Problem description – Could you return the listing below exactly, with every line intact?
Records for this exercise section start
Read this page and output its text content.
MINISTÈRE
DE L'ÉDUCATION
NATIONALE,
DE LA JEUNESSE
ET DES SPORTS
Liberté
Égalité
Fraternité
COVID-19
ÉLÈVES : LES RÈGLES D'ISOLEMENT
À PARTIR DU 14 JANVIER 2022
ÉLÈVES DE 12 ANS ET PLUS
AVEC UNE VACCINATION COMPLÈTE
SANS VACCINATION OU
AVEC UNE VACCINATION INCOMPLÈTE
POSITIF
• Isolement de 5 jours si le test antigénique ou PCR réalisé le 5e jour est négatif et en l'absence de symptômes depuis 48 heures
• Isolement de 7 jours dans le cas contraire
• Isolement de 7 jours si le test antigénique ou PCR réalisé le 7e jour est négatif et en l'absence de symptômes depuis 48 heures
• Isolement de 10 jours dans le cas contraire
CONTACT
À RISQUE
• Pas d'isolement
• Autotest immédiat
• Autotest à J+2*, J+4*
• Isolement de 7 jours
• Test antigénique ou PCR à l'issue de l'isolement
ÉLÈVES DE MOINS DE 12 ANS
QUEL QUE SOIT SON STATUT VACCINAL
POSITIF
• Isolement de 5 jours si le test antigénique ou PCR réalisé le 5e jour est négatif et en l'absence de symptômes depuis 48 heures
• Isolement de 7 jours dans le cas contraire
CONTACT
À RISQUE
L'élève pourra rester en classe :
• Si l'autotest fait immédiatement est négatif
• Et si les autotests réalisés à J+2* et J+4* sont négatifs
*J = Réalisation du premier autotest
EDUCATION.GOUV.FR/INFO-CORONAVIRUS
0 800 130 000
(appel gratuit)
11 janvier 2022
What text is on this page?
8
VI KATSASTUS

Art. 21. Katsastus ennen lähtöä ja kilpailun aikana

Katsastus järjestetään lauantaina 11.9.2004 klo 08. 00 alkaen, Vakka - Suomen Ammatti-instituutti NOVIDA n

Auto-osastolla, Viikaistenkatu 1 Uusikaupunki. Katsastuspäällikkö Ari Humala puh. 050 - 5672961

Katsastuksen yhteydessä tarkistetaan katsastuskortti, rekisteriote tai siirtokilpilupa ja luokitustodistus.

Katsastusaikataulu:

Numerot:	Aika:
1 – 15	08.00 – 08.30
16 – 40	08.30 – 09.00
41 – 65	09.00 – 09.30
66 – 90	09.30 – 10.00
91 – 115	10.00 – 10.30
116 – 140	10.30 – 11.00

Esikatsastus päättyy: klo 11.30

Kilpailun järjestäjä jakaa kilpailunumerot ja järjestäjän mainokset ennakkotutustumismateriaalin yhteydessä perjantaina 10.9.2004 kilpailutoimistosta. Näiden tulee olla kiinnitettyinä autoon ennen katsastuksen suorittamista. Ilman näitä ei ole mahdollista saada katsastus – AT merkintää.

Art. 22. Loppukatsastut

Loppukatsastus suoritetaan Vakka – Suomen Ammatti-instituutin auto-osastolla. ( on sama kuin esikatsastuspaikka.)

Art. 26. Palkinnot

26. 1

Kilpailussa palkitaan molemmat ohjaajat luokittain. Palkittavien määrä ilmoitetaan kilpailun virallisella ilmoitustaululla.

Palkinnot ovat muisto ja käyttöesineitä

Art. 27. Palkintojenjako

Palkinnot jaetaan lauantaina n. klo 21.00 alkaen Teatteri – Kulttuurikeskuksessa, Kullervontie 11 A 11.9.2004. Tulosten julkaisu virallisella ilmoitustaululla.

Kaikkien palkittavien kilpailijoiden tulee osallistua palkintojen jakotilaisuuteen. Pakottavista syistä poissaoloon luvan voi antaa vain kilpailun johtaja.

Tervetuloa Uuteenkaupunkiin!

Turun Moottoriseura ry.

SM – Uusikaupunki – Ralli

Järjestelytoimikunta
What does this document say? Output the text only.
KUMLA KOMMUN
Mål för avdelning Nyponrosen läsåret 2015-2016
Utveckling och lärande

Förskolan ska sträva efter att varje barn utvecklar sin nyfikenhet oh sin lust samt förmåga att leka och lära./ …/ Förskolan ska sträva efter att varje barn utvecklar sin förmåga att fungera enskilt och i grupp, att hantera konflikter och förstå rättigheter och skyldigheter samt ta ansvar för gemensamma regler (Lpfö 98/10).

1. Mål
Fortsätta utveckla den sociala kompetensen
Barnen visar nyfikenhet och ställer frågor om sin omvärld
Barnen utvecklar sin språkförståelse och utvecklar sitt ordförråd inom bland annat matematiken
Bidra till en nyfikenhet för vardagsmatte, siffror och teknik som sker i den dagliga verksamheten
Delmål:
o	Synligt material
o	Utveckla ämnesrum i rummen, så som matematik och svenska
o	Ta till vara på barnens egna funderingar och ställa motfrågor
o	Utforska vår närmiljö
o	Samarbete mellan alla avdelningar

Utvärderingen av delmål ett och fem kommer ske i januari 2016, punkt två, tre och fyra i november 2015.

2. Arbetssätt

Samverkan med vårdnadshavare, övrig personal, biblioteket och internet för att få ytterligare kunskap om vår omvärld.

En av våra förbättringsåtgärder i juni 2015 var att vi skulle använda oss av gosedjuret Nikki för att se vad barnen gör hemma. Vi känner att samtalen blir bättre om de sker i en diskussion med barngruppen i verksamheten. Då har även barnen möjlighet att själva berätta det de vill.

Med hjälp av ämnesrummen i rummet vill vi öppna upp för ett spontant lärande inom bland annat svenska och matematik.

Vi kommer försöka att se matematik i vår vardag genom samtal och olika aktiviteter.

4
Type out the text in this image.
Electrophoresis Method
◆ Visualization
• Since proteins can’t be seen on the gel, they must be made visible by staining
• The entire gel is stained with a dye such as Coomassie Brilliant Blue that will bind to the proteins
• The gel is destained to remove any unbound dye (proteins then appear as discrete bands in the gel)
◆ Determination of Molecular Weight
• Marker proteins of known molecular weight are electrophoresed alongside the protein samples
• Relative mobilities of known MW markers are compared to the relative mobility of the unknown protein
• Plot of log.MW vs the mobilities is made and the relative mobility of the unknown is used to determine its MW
Records for this exercise section end
Task answer –
Read this page and output its text content.
MINISTÈRE
DE L'ÉDUCATION
NATIONALE,
DE LA JEUNESSE
ET DES SPORTS
Liberté
Égalité
Fraternité
COVID-19
ÉLÈVES : LES RÈGLES D'ISOLEMENT
À PARTIR DU 14 JANVIER 2022
ÉLÈVES DE 12 ANS ET PLUS
AVEC UNE VACCINATION COMPLÈTE
SANS VACCINATION OU
AVEC UNE VACCINATION INCOMPLÈTE
POSITIF
• Isolement de 5 jours si le test antigénique ou PCR réalisé le 5e jour est négatif et en l'absence de symptômes depuis 48 heures
• Isolement de 7 jours dans le cas contraire
• Isolement de 7 jours si le test antigénique ou PCR réalisé le 7e jour est négatif et en l'absence de symptômes depuis 48 heures
• Isolement de 10 jours dans le cas contraire
CONTACT
À RISQUE
• Pas d'isolement
• Autotest immédiat
• Autotest à J+2*, J+4*
• Isolement de 7 jours
• Test antigénique ou PCR à l'issue de l'isolement
ÉLÈVES DE MOINS DE 12 ANS
QUEL QUE SOIT SON STATUT VACCINAL
POSITIF
• Isolement de 5 jours si le test antigénique ou PCR réalisé le 5e jour est négatif et en l'absence de symptômes depuis 48 heures
• Isolement de 7 jours dans le cas contraire
CONTACT
À RISQUE
L'élève pourra rester en classe :
• Si l'autotest fait immédiatement est négatif
• Et si les autotests réalisés à J+2* et J+4* sont négatifs
*J = Réalisation du premier autotest
EDUCATION.GOUV.FR/INFO-CORONAVIRUS
0 800 130 000
(appel gratuit)
11 janvier 2022
What text is on this page?
8
VI KATSASTUS

Art. 21. Katsastus ennen lähtöä ja kilpailun aikana

Katsastus järjestetään lauantaina 11.9.2004 klo 08. 00 alkaen, Vakka - Suomen Ammatti-instituutti NOVIDA n

Auto-osastolla, Viikaistenkatu 1 Uusikaupunki. Katsastuspäällikkö Ari Humala puh. 050 - 5672961

Katsastuksen yhteydessä tarkistetaan katsastuskortti, rekisteriote tai siirtokilpilupa ja luokitustodistus.

Katsastusaikataulu:

Numerot:	Aika:
1 – 15	08.00 – 08.30
16 – 40	08.30 – 09.00
41 – 65	09.00 – 09.30
66 – 90	09.30 – 10.00
91 – 115	10.00 – 10.30
116 – 140	10.30 – 11.00

Esikatsastus päättyy: klo 11.30

Kilpailun järjestäjä jakaa kilpailunumerot ja järjestäjän mainokset ennakkotutustumismateriaalin yhteydessä perjantaina 10.9.2004 kilpailutoimistosta. Näiden tulee olla kiinnitettyinä autoon ennen katsastuksen suorittamista. Ilman näitä ei ole mahdollista saada katsastus – AT merkintää.

Art. 22. Loppukatsastut

Loppukatsastus suoritetaan Vakka – Suomen Ammatti-instituutin auto-osastolla. ( on sama kuin esikatsastuspaikka.)

Art. 26. Palkinnot

26. 1

Kilpailussa palkitaan molemmat ohjaajat luokittain. Palkittavien määrä ilmoitetaan kilpailun virallisella ilmoitustaululla.

Palkinnot ovat muisto ja käyttöesineitä

Art. 27. Palkintojenjako

Palkinnot jaetaan lauantaina n. klo 21.00 alkaen Teatteri – Kulttuurikeskuksessa, Kullervontie 11 A 11.9.2004. Tulosten julkaisu virallisella ilmoitustaululla.

Kaikkien palkittavien kilpailijoiden tulee osallistua palkintojen jakotilaisuuteen. Pakottavista syistä poissaoloon luvan voi antaa vain kilpailun johtaja.

Tervetuloa Uuteenkaupunkiin!

Turun Moottoriseura ry.

SM – Uusikaupunki – Ralli

Järjestelytoimikunta
What does this document say? Output the text only.
KUMLA KOMMUN
Mål för avdelning Nyponrosen läsåret 2015-2016
Utveckling och lärande

Förskolan ska sträva efter att varje barn utvecklar sin nyfikenhet oh sin lust samt förmåga att leka och lära./ …/ Förskolan ska sträva efter att varje barn utvecklar sin förmåga att fungera enskilt och i grupp, att hantera konflikter och förstå rättigheter och skyldigheter samt ta ansvar för gemensamma regler (Lpfö 98/10).

1. Mål
Fortsätta utveckla den sociala kompetensen
Barnen visar nyfikenhet och ställer frågor om sin omvärld
Barnen utvecklar sin språkförståelse och utvecklar sitt ordförråd inom bland annat matematiken
Bidra till en nyfikenhet för vardagsmatte, siffror och teknik som sker i den dagliga verksamheten
Delmål:
o	Synligt material
o	Utveckla ämnesrum i rummen, så som matematik och svenska
o	Ta till vara på barnens egna funderingar och ställa motfrågor
o	Utforska vår närmiljö
o	Samarbete mellan alla avdelningar

Utvärderingen av delmål ett och fem kommer ske i januari 2016, punkt två, tre och fyra i november 2015.

2. Arbetssätt

Samverkan med vårdnadshavare, övrig personal, biblioteket och internet för att få ytterligare kunskap om vår omvärld.

En av våra förbättringsåtgärder i juni 2015 var att vi skulle använda oss av gosedjuret Nikki för att se vad barnen gör hemma. Vi känner att samtalen blir bättre om de sker i en diskussion med barngruppen i verksamheten. Då har även barnen möjlighet att själva berätta det de vill.

Med hjälp av ämnesrummen i rummet vill vi öppna upp för ett spontant lärande inom bland annat svenska och matematik.

Vi kommer försöka att se matematik i vår vardag genom samtal och olika aktiviteter.

4
Type out the text in this image.
Electrophoresis Method
◆ Visualization
• Since proteins can’t be seen on the gel, they must be made visible by staining
• The entire gel is stained with a dye such as Coomassie Brilliant Blue that will bind to the proteins
• The gel is destained to remove any unbound dye (proteins then appear as discrete bands in the gel)
◆ Determination of Molecular Weight
• Marker proteins of known molecular weight are electrophoresed alongside the protein samples
• Relative mobilities of known MW markers are compared to the relative mobility of the unknown protein
• Plot of log.MW vs the mobilities is made and the relative mobility of the unknown is used to determine its MW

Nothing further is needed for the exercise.